Exercise brief: What number of lines contain the word "государственной"? Reply with the number and nothing else.

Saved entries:

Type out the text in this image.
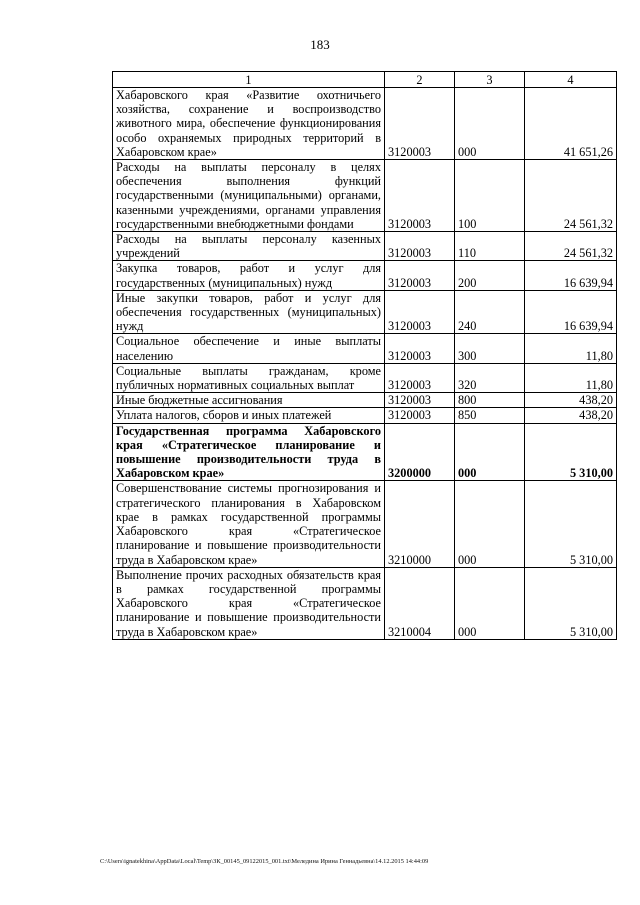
183
1	2	3	4
Хабаровского края «Развитие охотничьего хозяйства, сохранение и воспроизводство животного мира, обеспечение функционирования особо охраняемых природных территорий в Хабаровском крае»	3120003	000	41 651,26
Расходы на выплаты персоналу в целях обеспечения выполнения функций государственными (муниципальными) органами, казенными учреждениями, органами управления государственными внебюджетными фондами	3120003	100	24 561,32
Расходы на выплаты персоналу казенных учреждений	3120003	110	24 561,32
Закупка товаров, работ и услуг для государственных (муниципальных) нужд	3120003	200	16 639,94
Иные закупки товаров, работ и услуг для обеспечения государственных (муниципальных) нужд	3120003	240	16 639,94
Социальное обеспечение и иные выплаты населению	3120003	300	11,80
Социальные выплаты гражданам, кроме публичных нормативных социальных выплат	3120003	320	11,80
Иные бюджетные ассигнования	3120003	800	438,20
Уплата налогов, сборов и иных платежей	3120003	850	438,20
Государственная программа Хабаровского края «Стратегическое планирование и повышение производительности труда в Хабаровском крае»	3200000	000	5 310,00
Совершенствование системы прогнозирования и стратегического планирования в Хабаровском крае в рамках государственной программы Хабаровского края «Стратегическое планирование и повышение производительности труда в Хабаровском крае»	3210000	000	5 310,00
Выполнение прочих расходных обязательств края в рамках государственной программы Хабаровского края «Стратегическое планирование и повышение производительности труда в Хабаровском крае»	3210004	000	5 310,00
C:\Users\ignatekhina\AppData\Local\Temp\ЗК_00145_09122015_001.txt\Меледина Ирина Геннадьевна\14.12.2015 14:44:09
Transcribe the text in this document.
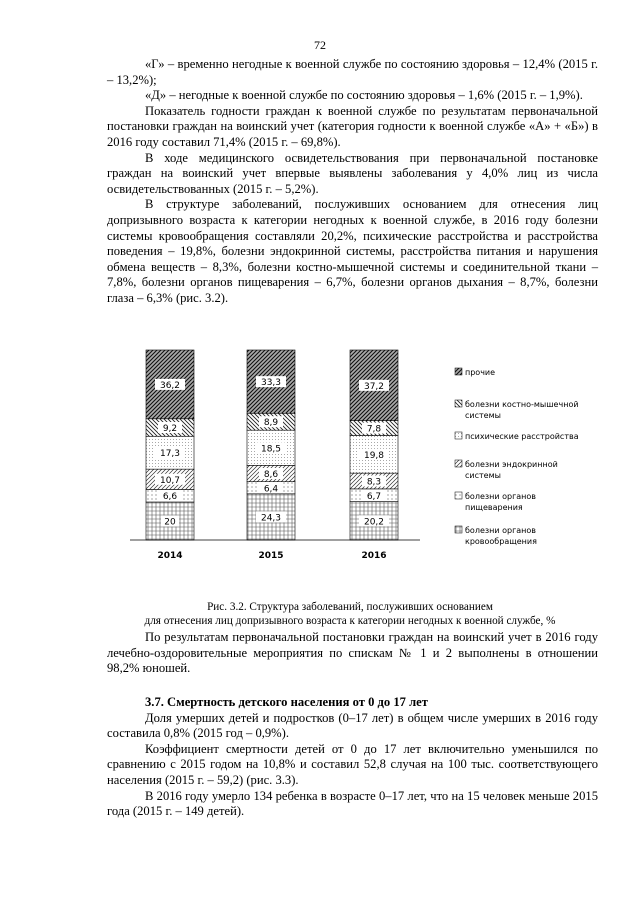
72

«Г» – временно негодные к военной службе по состоянию здоровья – 12,4% (2015 г. – 13,2%);

«Д» – негодные к военной службе по состоянию здоровья – 1,6% (2015 г. – 1,9%).

Показатель годности граждан к военной службе по результатам первоначальной постановки граждан на воинский учет (категория годности к военной службе «А» + «Б») в 2016 году составил 71,4% (2015 г. – 69,8%).

В ходе медицинского освидетельствования при первоначальной постановке граждан на воинский учет впервые выявлены заболевания у 4,0% лиц из числа освидетельствованных (2015 г. – 5,2%).

В структуре заболеваний, послуживших основанием для отнесения лиц допризывного возраста к категории негодных к военной службе, в 2016 году болезни системы кровообращения составляли 20,2%, психические расстройства и расстройства поведения – 19,8%, болезни эндокринной системы, расстройства питания и нарушения обмена веществ – 8,3%, болезни костно-мышечной системы и соединительной ткани – 7,8%, болезни органов пищеварения – 6,7%, болезни органов дыхания – 8,7%, болезни глаза – 6,3% (рис. 3.2).

20
6,6
10,7
17,3
9,2
36,2
2014
24,3
6,4
8,6
18,5
8,9
33,3
2015
20,2
6,7
8,3
19,8
7,8
37,2
2016
прочие
болезни костно-мышечной системы
психические расстройства
болезни эндокринной системы
болезни органов пищеварения
болезни органов кровообращения
Рис. 3.2. Структура заболеваний, послуживших основанием
для отнесения лиц допризывного возраста к категории негодных к военной службе, %

По результатам первоначальной постановки граждан на воинский учет в 2016 году лечебно-оздоровительные мероприятия по спискам № 1 и 2 выполнены в отношении 98,2% юношей.

3.7. Смертность детского населения от 0 до 17 лет

Доля умерших детей и подростков (0–17 лет) в общем числе умерших в 2016 году составила 0,8% (2015 год – 0,9%).

Коэффициент смертности детей от 0 до 17 лет включительно уменьшился по сравнению с 2015 годом на 10,8% и составил 52,8 случая на 100 тыс. соответствующего населения (2015 г. – 59,2) (рис. 3.3).

В 2016 году умерло 134 ребенка в возрасте 0–17 лет, что на 15 человек меньше 2015 года (2015 г. – 149 детей).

Full output: 2